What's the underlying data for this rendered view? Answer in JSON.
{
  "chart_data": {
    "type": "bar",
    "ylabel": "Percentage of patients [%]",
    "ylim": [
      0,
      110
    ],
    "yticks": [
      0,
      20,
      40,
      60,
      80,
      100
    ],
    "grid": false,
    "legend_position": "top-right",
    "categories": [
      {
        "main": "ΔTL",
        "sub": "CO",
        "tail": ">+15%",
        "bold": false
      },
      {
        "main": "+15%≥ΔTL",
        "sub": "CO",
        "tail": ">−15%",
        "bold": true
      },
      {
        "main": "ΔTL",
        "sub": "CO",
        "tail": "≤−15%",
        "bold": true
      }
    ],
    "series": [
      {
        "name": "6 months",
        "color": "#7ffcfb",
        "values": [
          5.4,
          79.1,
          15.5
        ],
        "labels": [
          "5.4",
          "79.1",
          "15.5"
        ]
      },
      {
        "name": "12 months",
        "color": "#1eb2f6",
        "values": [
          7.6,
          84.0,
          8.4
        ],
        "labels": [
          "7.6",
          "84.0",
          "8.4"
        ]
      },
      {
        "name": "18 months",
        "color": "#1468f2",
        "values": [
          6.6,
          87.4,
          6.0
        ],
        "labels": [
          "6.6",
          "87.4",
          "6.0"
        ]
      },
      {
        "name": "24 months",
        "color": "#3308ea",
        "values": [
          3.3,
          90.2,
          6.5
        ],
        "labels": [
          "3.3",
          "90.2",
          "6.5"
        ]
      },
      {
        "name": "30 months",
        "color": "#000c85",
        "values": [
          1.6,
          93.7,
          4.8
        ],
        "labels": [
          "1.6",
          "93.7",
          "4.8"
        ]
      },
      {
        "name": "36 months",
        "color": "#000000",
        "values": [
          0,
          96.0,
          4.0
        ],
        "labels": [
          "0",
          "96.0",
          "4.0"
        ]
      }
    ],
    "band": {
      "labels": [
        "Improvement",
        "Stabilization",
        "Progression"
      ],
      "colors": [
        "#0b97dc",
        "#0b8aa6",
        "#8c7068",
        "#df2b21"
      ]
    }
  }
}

____

Work to be completed:
Take from the entries every line that has the string "months".

Reply to the exercise:
        "name": "6 months",
        "name": "12 months",
        "name": "18 months",
        "name": "24 months",
        "name": "30 months",
        "name": "36 months",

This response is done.